[PROBLEM DESCRIPTION]
Extract every line from the items below that contains the string "colorbar", copying each line in full. Matching is case-sensitive.

[EXTRACTED RECORDS]
○ ○ ○ ○ ○ ○ ○

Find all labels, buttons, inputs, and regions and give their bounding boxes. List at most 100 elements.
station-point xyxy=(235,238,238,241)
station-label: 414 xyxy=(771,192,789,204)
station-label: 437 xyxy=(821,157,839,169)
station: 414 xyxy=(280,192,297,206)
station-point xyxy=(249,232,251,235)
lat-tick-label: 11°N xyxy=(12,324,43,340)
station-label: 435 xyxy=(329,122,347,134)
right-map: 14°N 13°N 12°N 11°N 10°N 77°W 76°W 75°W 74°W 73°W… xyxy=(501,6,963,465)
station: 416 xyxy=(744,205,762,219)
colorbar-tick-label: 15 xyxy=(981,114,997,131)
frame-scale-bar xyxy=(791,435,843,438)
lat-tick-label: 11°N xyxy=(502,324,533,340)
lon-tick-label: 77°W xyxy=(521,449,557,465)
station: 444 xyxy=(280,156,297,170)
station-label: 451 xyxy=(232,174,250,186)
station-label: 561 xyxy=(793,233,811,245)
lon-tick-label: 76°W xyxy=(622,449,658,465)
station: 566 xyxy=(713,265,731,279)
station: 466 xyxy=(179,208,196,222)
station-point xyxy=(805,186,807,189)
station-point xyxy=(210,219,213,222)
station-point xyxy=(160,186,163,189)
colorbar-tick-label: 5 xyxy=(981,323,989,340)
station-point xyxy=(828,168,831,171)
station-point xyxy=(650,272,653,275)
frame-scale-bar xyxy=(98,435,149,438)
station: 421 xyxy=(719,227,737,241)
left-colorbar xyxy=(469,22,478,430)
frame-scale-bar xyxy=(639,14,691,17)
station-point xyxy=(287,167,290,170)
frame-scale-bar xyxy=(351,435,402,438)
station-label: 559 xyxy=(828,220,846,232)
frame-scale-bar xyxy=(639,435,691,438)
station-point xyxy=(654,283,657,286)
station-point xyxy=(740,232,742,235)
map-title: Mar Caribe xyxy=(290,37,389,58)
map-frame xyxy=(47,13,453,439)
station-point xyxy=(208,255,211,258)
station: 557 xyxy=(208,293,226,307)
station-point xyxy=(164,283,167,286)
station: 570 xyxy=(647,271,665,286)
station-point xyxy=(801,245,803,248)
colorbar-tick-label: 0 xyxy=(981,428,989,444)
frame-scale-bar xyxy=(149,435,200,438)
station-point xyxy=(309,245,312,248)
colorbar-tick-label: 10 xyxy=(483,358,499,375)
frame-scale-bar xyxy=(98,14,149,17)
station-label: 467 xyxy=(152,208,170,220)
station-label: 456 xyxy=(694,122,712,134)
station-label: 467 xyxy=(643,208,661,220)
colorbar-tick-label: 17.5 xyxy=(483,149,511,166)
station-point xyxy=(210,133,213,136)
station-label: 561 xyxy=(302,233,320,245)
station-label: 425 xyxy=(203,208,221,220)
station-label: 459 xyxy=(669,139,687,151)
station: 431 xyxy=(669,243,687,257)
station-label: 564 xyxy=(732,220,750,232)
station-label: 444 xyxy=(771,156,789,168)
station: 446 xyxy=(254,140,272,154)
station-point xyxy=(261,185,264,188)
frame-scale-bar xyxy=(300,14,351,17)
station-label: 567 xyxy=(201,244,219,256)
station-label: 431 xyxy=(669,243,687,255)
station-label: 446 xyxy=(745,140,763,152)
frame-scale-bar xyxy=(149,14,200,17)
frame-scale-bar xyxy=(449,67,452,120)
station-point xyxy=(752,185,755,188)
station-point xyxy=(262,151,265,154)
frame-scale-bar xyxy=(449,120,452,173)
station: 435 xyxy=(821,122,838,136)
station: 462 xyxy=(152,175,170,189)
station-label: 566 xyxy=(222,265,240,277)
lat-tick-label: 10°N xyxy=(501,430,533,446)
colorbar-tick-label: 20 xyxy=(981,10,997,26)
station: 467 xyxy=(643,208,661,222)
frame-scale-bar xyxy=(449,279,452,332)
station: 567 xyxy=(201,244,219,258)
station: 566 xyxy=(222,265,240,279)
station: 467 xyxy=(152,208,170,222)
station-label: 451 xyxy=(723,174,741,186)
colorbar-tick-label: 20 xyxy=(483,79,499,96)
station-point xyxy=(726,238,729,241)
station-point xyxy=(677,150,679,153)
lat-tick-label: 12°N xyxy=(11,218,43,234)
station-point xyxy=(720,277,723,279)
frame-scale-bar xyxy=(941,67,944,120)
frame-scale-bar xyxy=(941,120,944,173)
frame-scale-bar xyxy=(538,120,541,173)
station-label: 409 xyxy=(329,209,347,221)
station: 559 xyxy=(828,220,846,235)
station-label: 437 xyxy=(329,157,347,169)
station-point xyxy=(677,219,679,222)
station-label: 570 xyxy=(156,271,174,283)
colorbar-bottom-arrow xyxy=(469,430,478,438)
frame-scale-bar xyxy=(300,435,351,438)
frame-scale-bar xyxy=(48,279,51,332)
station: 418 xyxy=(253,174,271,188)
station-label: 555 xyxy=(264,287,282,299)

○ ○ ○ ○ ○ ○ ○

[OUTPUT FOR THIS TASK]
colorbar-tick-label: 15 xyxy=(981,114,997,131)
colorbar-tick-label: 5 xyxy=(981,323,989,340)
left-colorbar xyxy=(469,22,478,430)
colorbar-tick-label: 0 xyxy=(981,428,989,444)
colorbar-tick-label: 10 xyxy=(483,358,499,375)
colorbar-tick-label: 17.5 xyxy=(483,149,511,166)
colorbar-tick-label: 20 xyxy=(981,10,997,26)
colorbar-tick-label: 20 xyxy=(483,79,499,96)
colorbar-bottom-arrow xyxy=(469,430,478,438)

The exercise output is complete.